Work to complete:
Below are entries. Give back exactly the lines from the one containing "Extract the structured" through the one containing "Transcribe this image's", inclusive, without the pictures.

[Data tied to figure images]
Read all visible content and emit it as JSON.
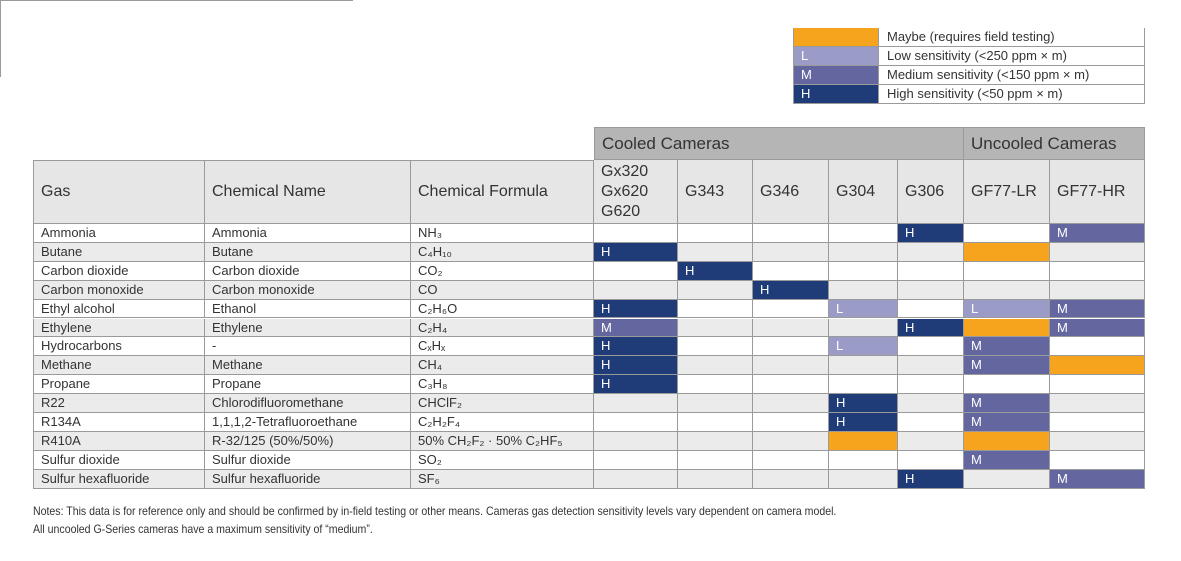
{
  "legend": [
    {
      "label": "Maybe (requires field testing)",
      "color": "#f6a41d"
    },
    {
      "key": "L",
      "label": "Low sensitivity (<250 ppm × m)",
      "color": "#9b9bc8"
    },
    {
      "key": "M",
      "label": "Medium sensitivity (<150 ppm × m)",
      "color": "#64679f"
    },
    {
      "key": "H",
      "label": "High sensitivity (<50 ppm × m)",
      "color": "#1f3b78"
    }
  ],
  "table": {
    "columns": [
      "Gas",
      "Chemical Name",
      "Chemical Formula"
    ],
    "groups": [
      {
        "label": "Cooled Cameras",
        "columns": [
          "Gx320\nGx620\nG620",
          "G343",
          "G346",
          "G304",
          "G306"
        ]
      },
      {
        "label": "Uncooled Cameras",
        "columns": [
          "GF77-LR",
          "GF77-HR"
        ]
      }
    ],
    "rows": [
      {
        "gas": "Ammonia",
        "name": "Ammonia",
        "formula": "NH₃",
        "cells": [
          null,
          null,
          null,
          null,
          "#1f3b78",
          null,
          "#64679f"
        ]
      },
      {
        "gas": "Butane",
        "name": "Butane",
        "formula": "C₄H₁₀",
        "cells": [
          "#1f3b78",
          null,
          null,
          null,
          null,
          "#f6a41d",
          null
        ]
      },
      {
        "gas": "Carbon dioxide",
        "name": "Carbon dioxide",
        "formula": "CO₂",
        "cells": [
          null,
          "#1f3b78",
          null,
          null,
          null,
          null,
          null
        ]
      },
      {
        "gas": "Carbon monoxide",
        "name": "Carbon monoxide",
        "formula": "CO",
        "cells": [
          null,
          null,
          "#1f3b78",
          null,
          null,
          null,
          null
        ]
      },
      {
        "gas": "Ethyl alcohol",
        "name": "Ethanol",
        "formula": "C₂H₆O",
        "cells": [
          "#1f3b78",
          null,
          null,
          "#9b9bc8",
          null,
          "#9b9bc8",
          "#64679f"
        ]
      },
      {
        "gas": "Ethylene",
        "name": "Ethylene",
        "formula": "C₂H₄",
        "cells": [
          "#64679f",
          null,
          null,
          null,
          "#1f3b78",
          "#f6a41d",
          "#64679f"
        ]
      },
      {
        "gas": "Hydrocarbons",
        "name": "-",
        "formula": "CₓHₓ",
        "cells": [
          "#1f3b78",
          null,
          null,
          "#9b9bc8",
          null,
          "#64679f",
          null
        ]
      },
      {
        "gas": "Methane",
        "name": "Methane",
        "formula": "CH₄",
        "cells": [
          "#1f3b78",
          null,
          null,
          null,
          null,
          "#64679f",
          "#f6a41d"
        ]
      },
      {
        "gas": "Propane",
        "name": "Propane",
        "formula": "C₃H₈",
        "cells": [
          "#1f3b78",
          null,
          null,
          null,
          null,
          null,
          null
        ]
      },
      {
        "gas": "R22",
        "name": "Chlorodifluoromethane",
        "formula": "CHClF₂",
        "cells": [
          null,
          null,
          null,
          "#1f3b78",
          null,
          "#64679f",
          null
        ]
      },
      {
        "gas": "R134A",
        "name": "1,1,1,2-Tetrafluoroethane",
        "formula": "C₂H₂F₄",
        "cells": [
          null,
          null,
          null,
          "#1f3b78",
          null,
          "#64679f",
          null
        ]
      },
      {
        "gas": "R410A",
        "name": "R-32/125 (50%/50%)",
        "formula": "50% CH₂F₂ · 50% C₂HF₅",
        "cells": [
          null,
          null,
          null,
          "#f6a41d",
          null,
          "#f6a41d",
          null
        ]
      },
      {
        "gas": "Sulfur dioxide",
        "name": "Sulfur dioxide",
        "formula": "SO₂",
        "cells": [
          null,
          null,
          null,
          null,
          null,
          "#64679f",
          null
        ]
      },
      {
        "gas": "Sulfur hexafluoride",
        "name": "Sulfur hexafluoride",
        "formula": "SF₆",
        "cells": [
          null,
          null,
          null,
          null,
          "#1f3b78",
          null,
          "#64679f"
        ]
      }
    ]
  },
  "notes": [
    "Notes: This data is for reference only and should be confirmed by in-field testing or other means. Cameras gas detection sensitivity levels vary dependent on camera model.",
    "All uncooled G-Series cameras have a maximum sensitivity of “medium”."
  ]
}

==

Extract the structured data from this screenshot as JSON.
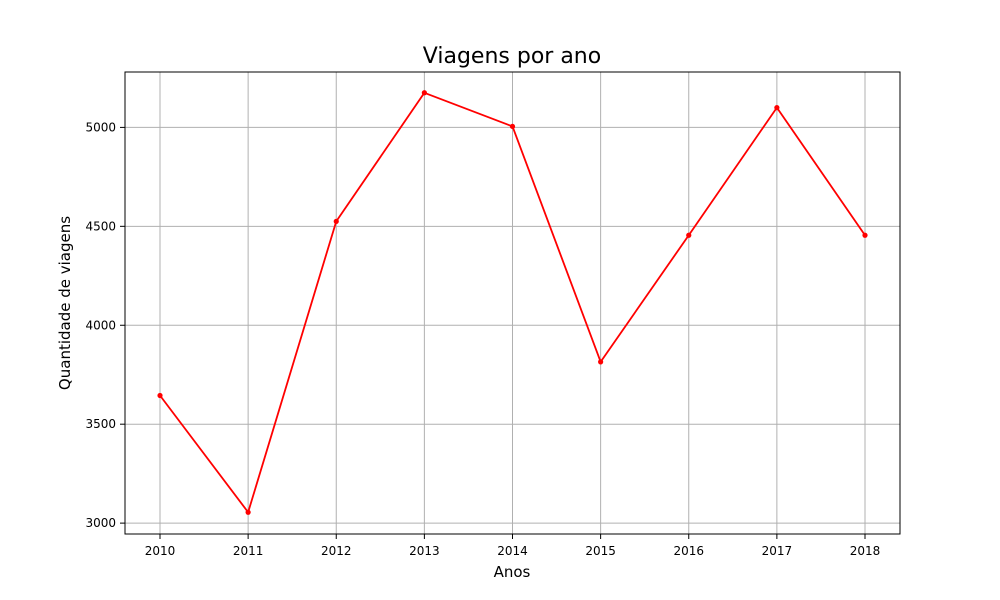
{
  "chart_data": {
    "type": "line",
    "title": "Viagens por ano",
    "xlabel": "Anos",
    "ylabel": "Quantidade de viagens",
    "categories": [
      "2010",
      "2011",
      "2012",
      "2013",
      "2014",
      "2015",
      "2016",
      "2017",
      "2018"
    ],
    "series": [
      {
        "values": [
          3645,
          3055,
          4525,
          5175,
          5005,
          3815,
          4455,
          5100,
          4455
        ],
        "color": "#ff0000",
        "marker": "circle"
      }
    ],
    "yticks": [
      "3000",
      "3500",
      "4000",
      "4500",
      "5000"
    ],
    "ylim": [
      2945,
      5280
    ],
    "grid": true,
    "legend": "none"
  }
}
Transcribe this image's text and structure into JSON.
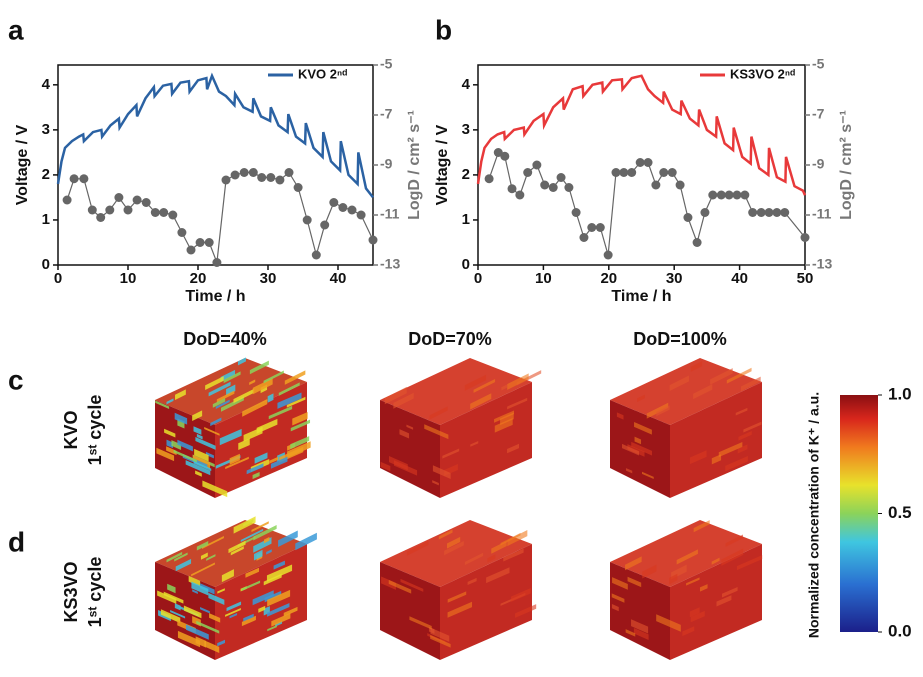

Solution to this exercise:
Extract the structured data from this screenshot as JSON.
{
  "chart_data": {
    "type": "line",
    "title": "Viagens por ano",
    "xlabel": "Anos",
    "ylabel": "Quantidade de viagens",
    "categories": [
      "2010",
      "2011",
      "2012",
      "2013",
      "2014",
      "2015",
      "2016",
      "2017",
      "2018"
    ],
    "series": [
      {
        "values": [
          3645,
          3055,
          4525,
          5175,
          5005,
          3815,
          4455,
          5100,
          4455
        ],
        "color": "#ff0000",
        "marker": "circle"
      }
    ],
    "yticks": [
      "3000",
      "3500",
      "4000",
      "4500",
      "5000"
    ],
    "ylim": [
      2945,
      5280
    ],
    "grid": true,
    "legend": "none"
  }
}
Transcribe this image's text and structure into JSON.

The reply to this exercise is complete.